EXERCISE -
In the data below, locate each line with the word "range" and list it.

[Data extracted from a collection]
★ ★ ★ ★ ★ ★ ★

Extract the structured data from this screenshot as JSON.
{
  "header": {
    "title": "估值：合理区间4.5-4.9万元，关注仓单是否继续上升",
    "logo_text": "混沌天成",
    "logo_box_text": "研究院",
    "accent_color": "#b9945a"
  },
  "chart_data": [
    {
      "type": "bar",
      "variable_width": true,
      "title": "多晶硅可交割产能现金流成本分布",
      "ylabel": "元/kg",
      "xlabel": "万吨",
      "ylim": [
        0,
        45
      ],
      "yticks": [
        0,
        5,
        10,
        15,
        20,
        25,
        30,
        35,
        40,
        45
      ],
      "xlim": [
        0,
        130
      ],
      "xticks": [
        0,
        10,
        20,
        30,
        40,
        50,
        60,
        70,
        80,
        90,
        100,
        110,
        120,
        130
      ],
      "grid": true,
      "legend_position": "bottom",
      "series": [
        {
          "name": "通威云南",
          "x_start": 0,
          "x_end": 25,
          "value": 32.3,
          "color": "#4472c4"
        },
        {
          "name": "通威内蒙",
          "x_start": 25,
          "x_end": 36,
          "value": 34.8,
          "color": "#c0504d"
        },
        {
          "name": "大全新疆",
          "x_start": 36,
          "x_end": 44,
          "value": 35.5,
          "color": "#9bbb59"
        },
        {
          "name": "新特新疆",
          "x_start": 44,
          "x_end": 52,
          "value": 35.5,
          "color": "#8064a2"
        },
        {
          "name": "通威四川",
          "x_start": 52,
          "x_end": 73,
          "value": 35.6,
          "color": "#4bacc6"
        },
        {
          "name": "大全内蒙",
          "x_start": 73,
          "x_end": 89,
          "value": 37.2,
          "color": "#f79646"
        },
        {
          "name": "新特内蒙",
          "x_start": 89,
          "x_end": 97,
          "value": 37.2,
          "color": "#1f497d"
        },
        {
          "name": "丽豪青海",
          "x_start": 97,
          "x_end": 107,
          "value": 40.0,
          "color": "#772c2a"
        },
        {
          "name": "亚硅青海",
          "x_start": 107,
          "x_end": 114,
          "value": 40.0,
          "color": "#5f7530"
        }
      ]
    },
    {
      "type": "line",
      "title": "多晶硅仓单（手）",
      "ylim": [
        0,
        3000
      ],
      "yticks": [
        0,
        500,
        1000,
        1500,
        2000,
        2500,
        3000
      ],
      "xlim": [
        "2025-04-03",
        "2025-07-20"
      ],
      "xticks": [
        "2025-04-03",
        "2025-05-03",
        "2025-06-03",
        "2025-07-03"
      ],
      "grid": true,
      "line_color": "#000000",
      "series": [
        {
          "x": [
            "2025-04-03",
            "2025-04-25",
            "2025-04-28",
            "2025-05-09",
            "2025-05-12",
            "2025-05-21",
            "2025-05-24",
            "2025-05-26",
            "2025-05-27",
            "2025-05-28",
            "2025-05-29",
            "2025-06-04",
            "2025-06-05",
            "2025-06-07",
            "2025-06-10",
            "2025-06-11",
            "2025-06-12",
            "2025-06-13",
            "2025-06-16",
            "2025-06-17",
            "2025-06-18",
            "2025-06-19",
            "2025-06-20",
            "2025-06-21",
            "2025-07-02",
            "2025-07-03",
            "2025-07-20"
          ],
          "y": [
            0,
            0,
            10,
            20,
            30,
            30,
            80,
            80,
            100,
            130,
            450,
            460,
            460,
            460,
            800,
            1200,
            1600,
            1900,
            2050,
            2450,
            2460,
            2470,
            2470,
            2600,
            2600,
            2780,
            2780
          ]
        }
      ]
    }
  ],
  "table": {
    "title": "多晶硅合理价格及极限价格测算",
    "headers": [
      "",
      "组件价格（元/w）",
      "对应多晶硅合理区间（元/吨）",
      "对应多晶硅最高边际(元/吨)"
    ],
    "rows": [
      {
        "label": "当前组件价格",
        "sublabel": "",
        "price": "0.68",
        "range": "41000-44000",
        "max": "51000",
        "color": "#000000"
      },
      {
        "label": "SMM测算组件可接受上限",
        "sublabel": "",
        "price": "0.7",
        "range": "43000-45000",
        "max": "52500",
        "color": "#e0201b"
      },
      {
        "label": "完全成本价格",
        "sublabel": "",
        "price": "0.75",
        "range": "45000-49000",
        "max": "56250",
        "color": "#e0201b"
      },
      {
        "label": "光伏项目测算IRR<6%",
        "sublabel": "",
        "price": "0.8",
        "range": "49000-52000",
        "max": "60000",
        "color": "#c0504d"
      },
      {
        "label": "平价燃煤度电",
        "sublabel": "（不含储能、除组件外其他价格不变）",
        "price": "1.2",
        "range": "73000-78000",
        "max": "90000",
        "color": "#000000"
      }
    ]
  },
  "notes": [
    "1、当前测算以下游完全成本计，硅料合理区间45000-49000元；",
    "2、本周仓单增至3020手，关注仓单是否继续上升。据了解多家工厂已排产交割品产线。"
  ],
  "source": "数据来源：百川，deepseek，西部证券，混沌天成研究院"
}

★ ★ ★ ★ ★ ★ ★

TASK ANSWER -
        "range": "41000-44000",
        "range": "43000-45000",
        "range": "45000-49000",
        "range": "49000-52000",
        "range": "73000-78000",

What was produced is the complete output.